## WORK TO DO
Among the entries below, count the lines where the string "ทยาล" occurs, and give only the number.

[start]

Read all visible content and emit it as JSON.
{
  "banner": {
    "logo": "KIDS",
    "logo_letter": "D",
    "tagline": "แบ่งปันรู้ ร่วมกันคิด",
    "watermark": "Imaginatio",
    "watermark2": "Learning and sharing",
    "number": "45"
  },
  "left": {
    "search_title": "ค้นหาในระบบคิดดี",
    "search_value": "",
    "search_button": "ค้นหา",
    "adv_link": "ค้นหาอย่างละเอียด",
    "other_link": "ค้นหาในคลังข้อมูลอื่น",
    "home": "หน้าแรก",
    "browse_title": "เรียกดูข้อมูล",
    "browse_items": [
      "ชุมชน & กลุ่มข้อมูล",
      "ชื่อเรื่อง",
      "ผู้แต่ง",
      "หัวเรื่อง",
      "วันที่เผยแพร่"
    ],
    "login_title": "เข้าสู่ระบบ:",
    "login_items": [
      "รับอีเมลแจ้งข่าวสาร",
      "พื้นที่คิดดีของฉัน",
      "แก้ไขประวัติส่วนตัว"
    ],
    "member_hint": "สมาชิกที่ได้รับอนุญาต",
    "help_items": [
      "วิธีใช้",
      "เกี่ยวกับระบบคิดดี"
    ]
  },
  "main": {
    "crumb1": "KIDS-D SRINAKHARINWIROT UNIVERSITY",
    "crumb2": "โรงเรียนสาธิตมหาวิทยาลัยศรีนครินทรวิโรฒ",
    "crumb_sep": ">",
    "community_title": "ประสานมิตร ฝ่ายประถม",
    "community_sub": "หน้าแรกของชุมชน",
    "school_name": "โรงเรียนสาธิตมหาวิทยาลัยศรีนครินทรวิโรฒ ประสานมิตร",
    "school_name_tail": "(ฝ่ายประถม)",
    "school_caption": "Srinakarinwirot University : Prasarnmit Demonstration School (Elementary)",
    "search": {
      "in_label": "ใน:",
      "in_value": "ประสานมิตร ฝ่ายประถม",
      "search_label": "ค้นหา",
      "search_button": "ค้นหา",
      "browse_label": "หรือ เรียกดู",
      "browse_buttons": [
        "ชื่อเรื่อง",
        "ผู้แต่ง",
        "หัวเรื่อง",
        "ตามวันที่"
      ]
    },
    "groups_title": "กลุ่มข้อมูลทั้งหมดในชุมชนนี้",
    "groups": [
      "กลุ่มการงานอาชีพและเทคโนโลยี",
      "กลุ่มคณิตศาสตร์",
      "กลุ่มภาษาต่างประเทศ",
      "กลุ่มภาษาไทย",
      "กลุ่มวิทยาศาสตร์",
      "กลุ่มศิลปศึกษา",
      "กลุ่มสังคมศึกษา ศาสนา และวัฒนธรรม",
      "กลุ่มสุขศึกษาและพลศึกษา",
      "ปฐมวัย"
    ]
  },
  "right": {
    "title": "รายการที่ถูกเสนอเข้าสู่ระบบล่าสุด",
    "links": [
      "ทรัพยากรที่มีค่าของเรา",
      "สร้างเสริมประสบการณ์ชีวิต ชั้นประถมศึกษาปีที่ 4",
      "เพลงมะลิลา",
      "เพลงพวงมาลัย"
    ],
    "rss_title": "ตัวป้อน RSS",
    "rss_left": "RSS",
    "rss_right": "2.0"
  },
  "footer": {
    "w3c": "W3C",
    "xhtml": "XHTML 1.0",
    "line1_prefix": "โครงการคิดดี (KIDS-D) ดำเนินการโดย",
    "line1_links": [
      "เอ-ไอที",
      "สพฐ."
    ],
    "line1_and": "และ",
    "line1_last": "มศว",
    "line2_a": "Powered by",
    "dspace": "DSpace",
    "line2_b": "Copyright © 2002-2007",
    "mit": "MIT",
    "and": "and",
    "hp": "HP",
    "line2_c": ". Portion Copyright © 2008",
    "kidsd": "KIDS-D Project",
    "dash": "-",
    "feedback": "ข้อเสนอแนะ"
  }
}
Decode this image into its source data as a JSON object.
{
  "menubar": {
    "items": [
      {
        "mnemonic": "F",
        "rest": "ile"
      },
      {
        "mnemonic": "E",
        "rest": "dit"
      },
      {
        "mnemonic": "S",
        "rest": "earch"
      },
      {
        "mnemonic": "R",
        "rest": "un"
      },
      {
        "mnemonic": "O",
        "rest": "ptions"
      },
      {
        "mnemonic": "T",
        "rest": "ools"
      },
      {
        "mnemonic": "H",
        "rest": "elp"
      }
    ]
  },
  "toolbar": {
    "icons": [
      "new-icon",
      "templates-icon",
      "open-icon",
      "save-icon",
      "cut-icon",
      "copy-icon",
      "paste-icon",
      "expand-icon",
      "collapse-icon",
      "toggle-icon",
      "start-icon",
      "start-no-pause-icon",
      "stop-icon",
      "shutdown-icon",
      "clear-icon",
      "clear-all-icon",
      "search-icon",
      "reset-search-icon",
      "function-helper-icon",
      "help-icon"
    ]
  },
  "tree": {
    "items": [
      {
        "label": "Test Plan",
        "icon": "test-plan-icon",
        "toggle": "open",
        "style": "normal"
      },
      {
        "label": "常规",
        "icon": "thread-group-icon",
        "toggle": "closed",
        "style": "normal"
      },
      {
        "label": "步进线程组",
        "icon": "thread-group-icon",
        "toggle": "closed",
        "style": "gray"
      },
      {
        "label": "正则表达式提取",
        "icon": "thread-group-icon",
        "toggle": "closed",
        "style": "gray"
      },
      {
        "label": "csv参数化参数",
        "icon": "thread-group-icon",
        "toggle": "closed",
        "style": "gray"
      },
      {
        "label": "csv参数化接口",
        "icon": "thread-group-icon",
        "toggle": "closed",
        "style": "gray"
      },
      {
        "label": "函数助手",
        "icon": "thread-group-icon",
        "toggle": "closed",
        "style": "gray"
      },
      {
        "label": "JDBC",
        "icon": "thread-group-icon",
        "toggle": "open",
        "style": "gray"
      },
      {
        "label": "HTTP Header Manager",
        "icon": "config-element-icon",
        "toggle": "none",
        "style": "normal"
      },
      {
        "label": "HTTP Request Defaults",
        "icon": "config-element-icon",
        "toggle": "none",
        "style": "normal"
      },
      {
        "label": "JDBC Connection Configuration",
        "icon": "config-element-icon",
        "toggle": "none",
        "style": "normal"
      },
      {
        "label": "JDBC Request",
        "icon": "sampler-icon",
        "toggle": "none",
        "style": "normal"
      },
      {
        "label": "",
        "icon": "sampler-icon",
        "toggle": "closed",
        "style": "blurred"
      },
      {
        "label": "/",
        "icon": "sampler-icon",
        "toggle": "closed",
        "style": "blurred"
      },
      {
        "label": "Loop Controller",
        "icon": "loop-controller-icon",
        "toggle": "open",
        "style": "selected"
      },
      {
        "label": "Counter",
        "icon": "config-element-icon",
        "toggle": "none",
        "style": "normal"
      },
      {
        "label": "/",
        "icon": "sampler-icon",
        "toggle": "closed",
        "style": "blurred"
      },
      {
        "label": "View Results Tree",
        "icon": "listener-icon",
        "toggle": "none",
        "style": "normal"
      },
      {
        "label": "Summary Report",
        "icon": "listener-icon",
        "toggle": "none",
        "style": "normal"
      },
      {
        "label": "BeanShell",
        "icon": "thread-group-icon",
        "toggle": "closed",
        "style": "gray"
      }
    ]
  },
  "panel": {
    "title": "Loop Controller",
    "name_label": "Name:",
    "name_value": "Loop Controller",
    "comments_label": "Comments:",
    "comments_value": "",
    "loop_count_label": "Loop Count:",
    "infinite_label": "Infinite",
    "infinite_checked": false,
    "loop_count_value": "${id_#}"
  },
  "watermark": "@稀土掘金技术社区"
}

[end]

## ANSWER TO THE TASK
2